◆ **Written instruction**
Locate and copy each line in the data that contains the word "Case".

---- Provided records

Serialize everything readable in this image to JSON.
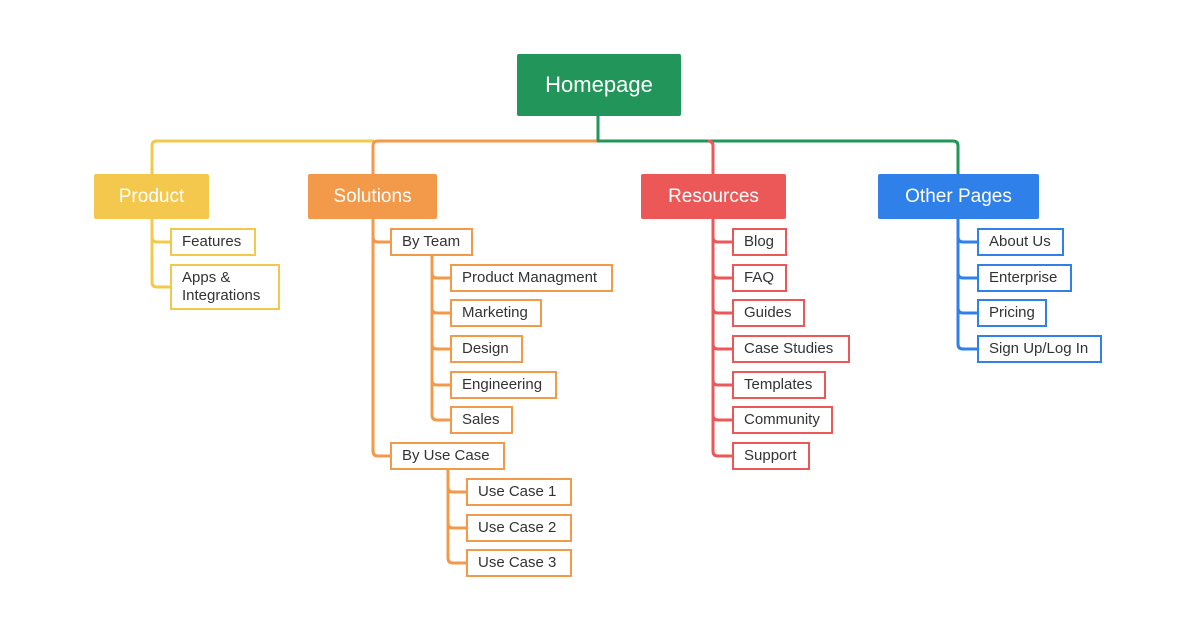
{
  "root": {
    "label": "Homepage",
    "color": "#22965a"
  },
  "categories": [
    {
      "label": "Product",
      "color": "#f4c84c",
      "children": [
        {
          "label": "Features"
        },
        {
          "label": "Apps & Integrations"
        }
      ]
    },
    {
      "label": "Solutions",
      "color": "#f3994a",
      "children": [
        {
          "label": "By Team",
          "children": [
            {
              "label": "Product Managment"
            },
            {
              "label": "Marketing"
            },
            {
              "label": "Design"
            },
            {
              "label": "Engineering"
            },
            {
              "label": "Sales"
            }
          ]
        },
        {
          "label": "By Use Case",
          "children": [
            {
              "label": "Use Case 1"
            },
            {
              "label": "Use Case 2"
            },
            {
              "label": "Use Case 3"
            }
          ]
        }
      ]
    },
    {
      "label": "Resources",
      "color": "#ec5858",
      "children": [
        {
          "label": "Blog"
        },
        {
          "label": "FAQ"
        },
        {
          "label": "Guides"
        },
        {
          "label": "Case Studies"
        },
        {
          "label": "Templates"
        },
        {
          "label": "Community"
        },
        {
          "label": "Support"
        }
      ]
    },
    {
      "label": "Other Pages",
      "color": "#2f80e8",
      "children": [
        {
          "label": "About Us"
        },
        {
          "label": "Enterprise"
        },
        {
          "label": "Pricing"
        },
        {
          "label": "Sign Up/Log In"
        }
      ]
    }
  ]
}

--------

◆ **Final result**
          "label": "By Use Case",
              "label": "Use Case 1"
              "label": "Use Case 2"
              "label": "Use Case 3"
          "label": "Case Studies"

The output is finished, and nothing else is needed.